TASK PROMPT: Write out each entry, exactly the way it appears.
┌──
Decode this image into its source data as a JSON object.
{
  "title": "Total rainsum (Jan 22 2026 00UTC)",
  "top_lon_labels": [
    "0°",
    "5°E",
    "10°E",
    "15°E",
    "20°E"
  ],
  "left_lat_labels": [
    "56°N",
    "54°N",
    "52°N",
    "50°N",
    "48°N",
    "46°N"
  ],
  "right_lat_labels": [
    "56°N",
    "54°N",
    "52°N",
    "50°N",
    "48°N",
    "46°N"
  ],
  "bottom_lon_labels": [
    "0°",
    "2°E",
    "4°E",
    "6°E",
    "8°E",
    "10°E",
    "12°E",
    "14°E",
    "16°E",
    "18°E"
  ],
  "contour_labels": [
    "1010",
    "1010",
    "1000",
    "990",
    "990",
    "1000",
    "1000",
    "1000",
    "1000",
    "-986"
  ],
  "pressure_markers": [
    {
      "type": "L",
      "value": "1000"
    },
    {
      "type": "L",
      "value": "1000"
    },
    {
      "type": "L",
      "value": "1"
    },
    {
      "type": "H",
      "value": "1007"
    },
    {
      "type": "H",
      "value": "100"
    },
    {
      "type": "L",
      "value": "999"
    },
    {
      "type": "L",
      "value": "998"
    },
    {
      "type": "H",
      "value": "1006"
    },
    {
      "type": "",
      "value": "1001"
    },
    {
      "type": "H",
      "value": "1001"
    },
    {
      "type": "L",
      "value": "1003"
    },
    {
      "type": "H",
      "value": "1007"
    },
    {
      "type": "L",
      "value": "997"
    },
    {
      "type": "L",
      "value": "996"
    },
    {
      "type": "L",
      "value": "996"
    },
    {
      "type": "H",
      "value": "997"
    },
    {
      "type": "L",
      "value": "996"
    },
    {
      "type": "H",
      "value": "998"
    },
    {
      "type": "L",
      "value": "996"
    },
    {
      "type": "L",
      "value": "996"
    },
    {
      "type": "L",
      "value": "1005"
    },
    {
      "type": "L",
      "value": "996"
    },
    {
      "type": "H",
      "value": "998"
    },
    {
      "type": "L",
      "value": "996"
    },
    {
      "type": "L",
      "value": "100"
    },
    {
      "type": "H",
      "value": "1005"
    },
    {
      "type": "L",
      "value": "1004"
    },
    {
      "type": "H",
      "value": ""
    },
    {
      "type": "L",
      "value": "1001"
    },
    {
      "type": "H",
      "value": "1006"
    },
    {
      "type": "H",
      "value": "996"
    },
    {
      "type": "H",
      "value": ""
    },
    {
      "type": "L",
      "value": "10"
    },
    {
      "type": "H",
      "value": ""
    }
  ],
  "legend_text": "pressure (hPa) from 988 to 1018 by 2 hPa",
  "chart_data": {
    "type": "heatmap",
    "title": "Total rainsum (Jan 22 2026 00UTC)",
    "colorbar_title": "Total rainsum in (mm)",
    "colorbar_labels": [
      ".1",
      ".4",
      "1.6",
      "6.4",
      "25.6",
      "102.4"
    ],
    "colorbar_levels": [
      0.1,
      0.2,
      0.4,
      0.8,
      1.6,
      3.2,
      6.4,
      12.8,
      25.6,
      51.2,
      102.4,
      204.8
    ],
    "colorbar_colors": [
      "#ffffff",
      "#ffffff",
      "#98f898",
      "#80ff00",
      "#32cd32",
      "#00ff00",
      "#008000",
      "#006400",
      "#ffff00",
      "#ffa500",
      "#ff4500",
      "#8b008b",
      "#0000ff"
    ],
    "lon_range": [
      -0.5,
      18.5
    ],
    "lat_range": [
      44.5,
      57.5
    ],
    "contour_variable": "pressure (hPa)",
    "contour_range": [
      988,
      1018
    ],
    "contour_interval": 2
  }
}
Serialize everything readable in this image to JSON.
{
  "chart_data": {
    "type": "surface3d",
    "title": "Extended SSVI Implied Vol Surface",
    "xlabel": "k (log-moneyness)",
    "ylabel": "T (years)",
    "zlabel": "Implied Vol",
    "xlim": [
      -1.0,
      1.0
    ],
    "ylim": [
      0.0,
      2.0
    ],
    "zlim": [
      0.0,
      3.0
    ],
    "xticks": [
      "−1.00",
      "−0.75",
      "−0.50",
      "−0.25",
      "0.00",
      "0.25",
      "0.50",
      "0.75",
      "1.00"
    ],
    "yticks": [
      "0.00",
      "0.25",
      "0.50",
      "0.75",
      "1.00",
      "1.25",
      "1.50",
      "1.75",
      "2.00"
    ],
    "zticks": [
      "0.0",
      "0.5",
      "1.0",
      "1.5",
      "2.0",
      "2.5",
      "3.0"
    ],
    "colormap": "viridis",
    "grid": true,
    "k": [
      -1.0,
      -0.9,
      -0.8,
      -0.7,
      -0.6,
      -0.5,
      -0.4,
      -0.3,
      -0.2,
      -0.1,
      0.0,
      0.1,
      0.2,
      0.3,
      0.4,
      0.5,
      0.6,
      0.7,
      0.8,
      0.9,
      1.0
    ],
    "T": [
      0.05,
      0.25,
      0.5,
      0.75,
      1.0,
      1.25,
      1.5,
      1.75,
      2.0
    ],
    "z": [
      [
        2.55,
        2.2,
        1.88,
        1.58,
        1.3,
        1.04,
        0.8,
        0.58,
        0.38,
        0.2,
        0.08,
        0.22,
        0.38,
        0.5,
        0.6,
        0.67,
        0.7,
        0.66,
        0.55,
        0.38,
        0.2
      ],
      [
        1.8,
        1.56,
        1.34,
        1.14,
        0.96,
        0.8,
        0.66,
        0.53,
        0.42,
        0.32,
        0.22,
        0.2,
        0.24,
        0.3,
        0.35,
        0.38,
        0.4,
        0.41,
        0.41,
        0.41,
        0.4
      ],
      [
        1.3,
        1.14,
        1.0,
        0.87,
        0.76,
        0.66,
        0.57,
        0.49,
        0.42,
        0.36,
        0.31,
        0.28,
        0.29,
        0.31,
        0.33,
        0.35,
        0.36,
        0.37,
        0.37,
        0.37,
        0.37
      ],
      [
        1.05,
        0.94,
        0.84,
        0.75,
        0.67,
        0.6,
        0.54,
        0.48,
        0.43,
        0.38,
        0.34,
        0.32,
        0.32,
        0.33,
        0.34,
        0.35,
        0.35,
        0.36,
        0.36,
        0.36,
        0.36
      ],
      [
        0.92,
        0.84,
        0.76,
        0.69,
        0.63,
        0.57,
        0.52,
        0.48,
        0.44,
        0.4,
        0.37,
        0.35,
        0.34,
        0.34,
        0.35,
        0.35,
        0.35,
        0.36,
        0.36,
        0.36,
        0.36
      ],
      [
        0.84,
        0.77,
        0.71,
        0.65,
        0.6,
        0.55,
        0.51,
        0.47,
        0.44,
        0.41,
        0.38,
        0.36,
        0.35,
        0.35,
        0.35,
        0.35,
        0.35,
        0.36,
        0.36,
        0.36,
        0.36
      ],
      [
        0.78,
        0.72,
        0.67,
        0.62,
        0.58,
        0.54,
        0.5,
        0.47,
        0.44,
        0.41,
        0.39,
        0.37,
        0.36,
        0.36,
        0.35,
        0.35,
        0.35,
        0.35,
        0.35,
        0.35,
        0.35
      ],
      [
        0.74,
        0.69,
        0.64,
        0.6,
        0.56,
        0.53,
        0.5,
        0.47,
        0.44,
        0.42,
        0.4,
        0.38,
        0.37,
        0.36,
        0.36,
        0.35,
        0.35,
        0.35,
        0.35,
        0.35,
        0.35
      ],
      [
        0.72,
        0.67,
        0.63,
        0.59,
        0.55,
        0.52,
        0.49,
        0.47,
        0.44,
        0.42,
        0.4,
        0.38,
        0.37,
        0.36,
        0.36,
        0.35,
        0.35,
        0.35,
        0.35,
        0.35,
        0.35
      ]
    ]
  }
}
└──
RESPONSE:
Decode this image into its source data as a JSON object.
{
  "title": "Total rainsum (Jan 22 2026 00UTC)",
  "top_lon_labels": [
    "0°",
    "5°E",
    "10°E",
    "15°E",
    "20°E"
  ],
  "left_lat_labels": [
    "56°N",
    "54°N",
    "52°N",
    "50°N",
    "48°N",
    "46°N"
  ],
  "right_lat_labels": [
    "56°N",
    "54°N",
    "52°N",
    "50°N",
    "48°N",
    "46°N"
  ],
  "bottom_lon_labels": [
    "0°",
    "2°E",
    "4°E",
    "6°E",
    "8°E",
    "10°E",
    "12°E",
    "14°E",
    "16°E",
    "18°E"
  ],
  "contour_labels": [
    "1010",
    "1010",
    "1000",
    "990",
    "990",
    "1000",
    "1000",
    "1000",
    "1000",
    "-986"
  ],
  "pressure_markers": [
    {
      "type": "L",
      "value": "1000"
    },
    {
      "type": "L",
      "value": "1000"
    },
    {
      "type": "L",
      "value": "1"
    },
    {
      "type": "H",
      "value": "1007"
    },
    {
      "type": "H",
      "value": "100"
    },
    {
      "type": "L",
      "value": "999"
    },
    {
      "type": "L",
      "value": "998"
    },
    {
      "type": "H",
      "value": "1006"
    },
    {
      "type": "",
      "value": "1001"
    },
    {
      "type": "H",
      "value": "1001"
    },
    {
      "type": "L",
      "value": "1003"
    },
    {
      "type": "H",
      "value": "1007"
    },
    {
      "type": "L",
      "value": "997"
    },
    {
      "type": "L",
      "value": "996"
    },
    {
      "type": "L",
      "value": "996"
    },
    {
      "type": "H",
      "value": "997"
    },
    {
      "type": "L",
      "value": "996"
    },
    {
      "type": "H",
      "value": "998"
    },
    {
      "type": "L",
      "value": "996"
    },
    {
      "type": "L",
      "value": "996"
    },
    {
      "type": "L",
      "value": "1005"
    },
    {
      "type": "L",
      "value": "996"
    },
    {
      "type": "H",
      "value": "998"
    },
    {
      "type": "L",
      "value": "996"
    },
    {
      "type": "L",
      "value": "100"
    },
    {
      "type": "H",
      "value": "1005"
    },
    {
      "type": "L",
      "value": "1004"
    },
    {
      "type": "H",
      "value": ""
    },
    {
      "type": "L",
      "value": "1001"
    },
    {
      "type": "H",
      "value": "1006"
    },
    {
      "type": "H",
      "value": "996"
    },
    {
      "type": "H",
      "value": ""
    },
    {
      "type": "L",
      "value": "10"
    },
    {
      "type": "H",
      "value": ""
    }
  ],
  "legend_text": "pressure (hPa) from 988 to 1018 by 2 hPa",
  "chart_data": {
    "type": "heatmap",
    "title": "Total rainsum (Jan 22 2026 00UTC)",
    "colorbar_title": "Total rainsum in (mm)",
    "colorbar_labels": [
      ".1",
      ".4",
      "1.6",
      "6.4",
      "25.6",
      "102.4"
    ],
    "colorbar_levels": [
      0.1,
      0.2,
      0.4,
      0.8,
      1.6,
      3.2,
      6.4,
      12.8,
      25.6,
      51.2,
      102.4,
      204.8
    ],
    "colorbar_colors": [
      "#ffffff",
      "#ffffff",
      "#98f898",
      "#80ff00",
      "#32cd32",
      "#00ff00",
      "#008000",
      "#006400",
      "#ffff00",
      "#ffa500",
      "#ff4500",
      "#8b008b",
      "#0000ff"
    ],
    "lon_range": [
      -0.5,
      18.5
    ],
    "lat_range": [
      44.5,
      57.5
    ],
    "contour_variable": "pressure (hPa)",
    "contour_range": [
      988,
      1018
    ],
    "contour_interval": 2
  }
}
Serialize everything readable in this image to JSON.
{
  "chart_data": {
    "type": "surface3d",
    "title": "Extended SSVI Implied Vol Surface",
    "xlabel": "k (log-moneyness)",
    "ylabel": "T (years)",
    "zlabel": "Implied Vol",
    "xlim": [
      -1.0,
      1.0
    ],
    "ylim": [
      0.0,
      2.0
    ],
    "zlim": [
      0.0,
      3.0
    ],
    "xticks": [
      "−1.00",
      "−0.75",
      "−0.50",
      "−0.25",
      "0.00",
      "0.25",
      "0.50",
      "0.75",
      "1.00"
    ],
    "yticks": [
      "0.00",
      "0.25",
      "0.50",
      "0.75",
      "1.00",
      "1.25",
      "1.50",
      "1.75",
      "2.00"
    ],
    "zticks": [
      "0.0",
      "0.5",
      "1.0",
      "1.5",
      "2.0",
      "2.5",
      "3.0"
    ],
    "colormap": "viridis",
    "grid": true,
    "k": [
      -1.0,
      -0.9,
      -0.8,
      -0.7,
      -0.6,
      -0.5,
      -0.4,
      -0.3,
      -0.2,
      -0.1,
      0.0,
      0.1,
      0.2,
      0.3,
      0.4,
      0.5,
      0.6,
      0.7,
      0.8,
      0.9,
      1.0
    ],
    "T": [
      0.05,
      0.25,
      0.5,
      0.75,
      1.0,
      1.25,
      1.5,
      1.75,
      2.0
    ],
    "z": [
      [
        2.55,
        2.2,
        1.88,
        1.58,
        1.3,
        1.04,
        0.8,
        0.58,
        0.38,
        0.2,
        0.08,
        0.22,
        0.38,
        0.5,
        0.6,
        0.67,
        0.7,
        0.66,
        0.55,
        0.38,
        0.2
      ],
      [
        1.8,
        1.56,
        1.34,
        1.14,
        0.96,
        0.8,
        0.66,
        0.53,
        0.42,
        0.32,
        0.22,
        0.2,
        0.24,
        0.3,
        0.35,
        0.38,
        0.4,
        0.41,
        0.41,
        0.41,
        0.4
      ],
      [
        1.3,
        1.14,
        1.0,
        0.87,
        0.76,
        0.66,
        0.57,
        0.49,
        0.42,
        0.36,
        0.31,
        0.28,
        0.29,
        0.31,
        0.33,
        0.35,
        0.36,
        0.37,
        0.37,
        0.37,
        0.37
      ],
      [
        1.05,
        0.94,
        0.84,
        0.75,
        0.67,
        0.6,
        0.54,
        0.48,
        0.43,
        0.38,
        0.34,
        0.32,
        0.32,
        0.33,
        0.34,
        0.35,
        0.35,
        0.36,
        0.36,
        0.36,
        0.36
      ],
      [
        0.92,
        0.84,
        0.76,
        0.69,
        0.63,
        0.57,
        0.52,
        0.48,
        0.44,
        0.4,
        0.37,
        0.35,
        0.34,
        0.34,
        0.35,
        0.35,
        0.35,
        0.36,
        0.36,
        0.36,
        0.36
      ],
      [
        0.84,
        0.77,
        0.71,
        0.65,
        0.6,
        0.55,
        0.51,
        0.47,
        0.44,
        0.41,
        0.38,
        0.36,
        0.35,
        0.35,
        0.35,
        0.35,
        0.35,
        0.36,
        0.36,
        0.36,
        0.36
      ],
      [
        0.78,
        0.72,
        0.67,
        0.62,
        0.58,
        0.54,
        0.5,
        0.47,
        0.44,
        0.41,
        0.39,
        0.37,
        0.36,
        0.36,
        0.35,
        0.35,
        0.35,
        0.35,
        0.35,
        0.35,
        0.35
      ],
      [
        0.74,
        0.69,
        0.64,
        0.6,
        0.56,
        0.53,
        0.5,
        0.47,
        0.44,
        0.42,
        0.4,
        0.38,
        0.37,
        0.36,
        0.36,
        0.35,
        0.35,
        0.35,
        0.35,
        0.35,
        0.35
      ],
      [
        0.72,
        0.67,
        0.63,
        0.59,
        0.55,
        0.52,
        0.49,
        0.47,
        0.44,
        0.42,
        0.4,
        0.38,
        0.37,
        0.36,
        0.36,
        0.35,
        0.35,
        0.35,
        0.35,
        0.35,
        0.35
      ]
    ]
  }
}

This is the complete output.